▶ _YOUR INSTRUCTIONS_
Where a line holds the string "Поставить", return that line.

▶ _INFORMATION SUPPLIED_
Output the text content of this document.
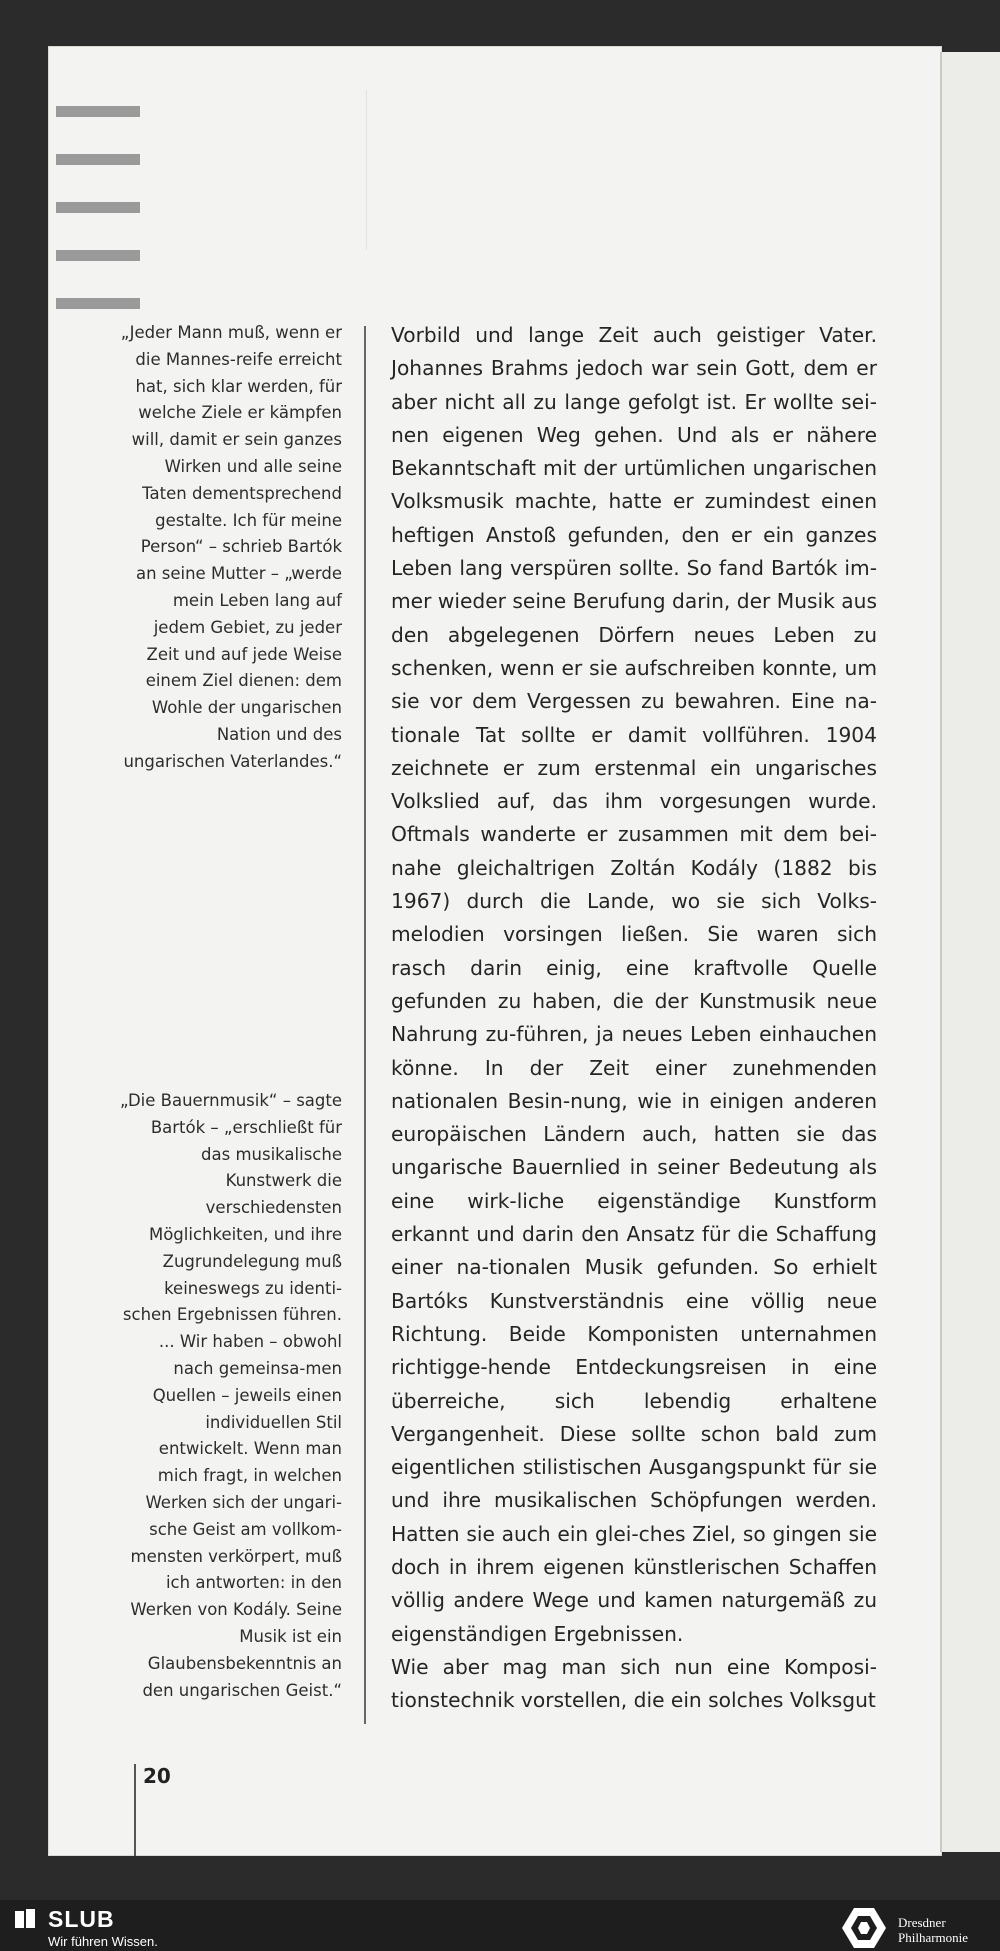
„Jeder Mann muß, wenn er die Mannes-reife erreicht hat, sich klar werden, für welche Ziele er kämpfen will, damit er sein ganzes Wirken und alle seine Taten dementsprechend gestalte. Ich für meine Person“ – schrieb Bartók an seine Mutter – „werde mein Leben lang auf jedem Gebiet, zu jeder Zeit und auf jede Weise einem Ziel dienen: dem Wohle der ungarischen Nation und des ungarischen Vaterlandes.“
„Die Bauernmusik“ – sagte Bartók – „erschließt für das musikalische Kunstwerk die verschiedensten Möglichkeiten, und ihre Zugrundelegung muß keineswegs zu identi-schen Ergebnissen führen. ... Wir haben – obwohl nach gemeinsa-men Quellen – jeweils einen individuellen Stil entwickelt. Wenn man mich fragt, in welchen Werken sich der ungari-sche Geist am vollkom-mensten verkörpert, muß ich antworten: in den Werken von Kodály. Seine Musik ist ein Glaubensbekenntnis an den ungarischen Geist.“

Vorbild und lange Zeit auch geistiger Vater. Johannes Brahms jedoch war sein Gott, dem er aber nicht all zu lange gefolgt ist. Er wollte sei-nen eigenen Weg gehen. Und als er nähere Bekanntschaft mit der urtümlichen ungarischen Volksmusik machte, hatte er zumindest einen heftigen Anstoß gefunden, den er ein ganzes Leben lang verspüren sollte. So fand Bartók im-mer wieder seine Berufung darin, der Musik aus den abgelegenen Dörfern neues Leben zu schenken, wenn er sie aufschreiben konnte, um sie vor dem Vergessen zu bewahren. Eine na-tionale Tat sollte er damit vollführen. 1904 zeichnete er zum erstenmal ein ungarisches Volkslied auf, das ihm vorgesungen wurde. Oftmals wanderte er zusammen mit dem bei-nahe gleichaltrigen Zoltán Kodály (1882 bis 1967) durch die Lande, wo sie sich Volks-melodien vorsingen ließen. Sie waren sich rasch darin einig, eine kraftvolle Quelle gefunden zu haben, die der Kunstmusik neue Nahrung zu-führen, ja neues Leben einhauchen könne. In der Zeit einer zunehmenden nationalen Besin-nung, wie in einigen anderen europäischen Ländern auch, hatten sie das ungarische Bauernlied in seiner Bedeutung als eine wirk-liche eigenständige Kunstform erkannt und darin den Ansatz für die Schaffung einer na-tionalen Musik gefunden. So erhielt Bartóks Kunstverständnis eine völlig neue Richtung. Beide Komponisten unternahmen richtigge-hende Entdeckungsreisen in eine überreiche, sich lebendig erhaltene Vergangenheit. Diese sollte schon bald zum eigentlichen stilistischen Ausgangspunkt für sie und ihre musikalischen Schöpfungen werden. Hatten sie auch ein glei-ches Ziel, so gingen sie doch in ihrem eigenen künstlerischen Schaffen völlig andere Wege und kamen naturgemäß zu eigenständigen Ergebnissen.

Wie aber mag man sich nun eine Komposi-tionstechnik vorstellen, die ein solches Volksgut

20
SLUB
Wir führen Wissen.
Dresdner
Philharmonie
---
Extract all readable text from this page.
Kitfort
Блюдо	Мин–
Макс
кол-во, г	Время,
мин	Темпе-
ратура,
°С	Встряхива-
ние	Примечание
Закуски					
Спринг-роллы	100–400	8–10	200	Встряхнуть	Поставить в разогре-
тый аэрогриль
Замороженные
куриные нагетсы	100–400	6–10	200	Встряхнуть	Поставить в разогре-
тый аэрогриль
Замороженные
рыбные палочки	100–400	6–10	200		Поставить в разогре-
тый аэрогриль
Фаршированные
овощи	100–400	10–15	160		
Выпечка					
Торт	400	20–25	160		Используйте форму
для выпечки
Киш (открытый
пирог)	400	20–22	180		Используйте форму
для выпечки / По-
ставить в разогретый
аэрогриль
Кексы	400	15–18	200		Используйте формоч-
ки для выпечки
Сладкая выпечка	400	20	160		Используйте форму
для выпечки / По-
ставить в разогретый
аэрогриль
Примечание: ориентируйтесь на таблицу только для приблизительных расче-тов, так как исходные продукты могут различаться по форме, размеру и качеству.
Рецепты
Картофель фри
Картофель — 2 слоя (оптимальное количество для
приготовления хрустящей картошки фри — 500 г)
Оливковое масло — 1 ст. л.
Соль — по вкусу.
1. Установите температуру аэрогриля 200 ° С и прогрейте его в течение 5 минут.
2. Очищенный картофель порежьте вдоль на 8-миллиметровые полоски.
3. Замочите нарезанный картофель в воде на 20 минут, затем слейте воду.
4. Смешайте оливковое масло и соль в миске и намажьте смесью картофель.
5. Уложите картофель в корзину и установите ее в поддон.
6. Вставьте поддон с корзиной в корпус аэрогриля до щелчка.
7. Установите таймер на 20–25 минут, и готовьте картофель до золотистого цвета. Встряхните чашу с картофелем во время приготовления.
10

▶ _RESULT BELOW_
Спринг-роллы	100–400	8–10	200	Встряхнуть	Поставить в разогре-
куриные нагетсы	100–400	6–10	200	Встряхнуть	Поставить в разогре-
рыбные палочки	100–400	6–10	200		Поставить в разогре-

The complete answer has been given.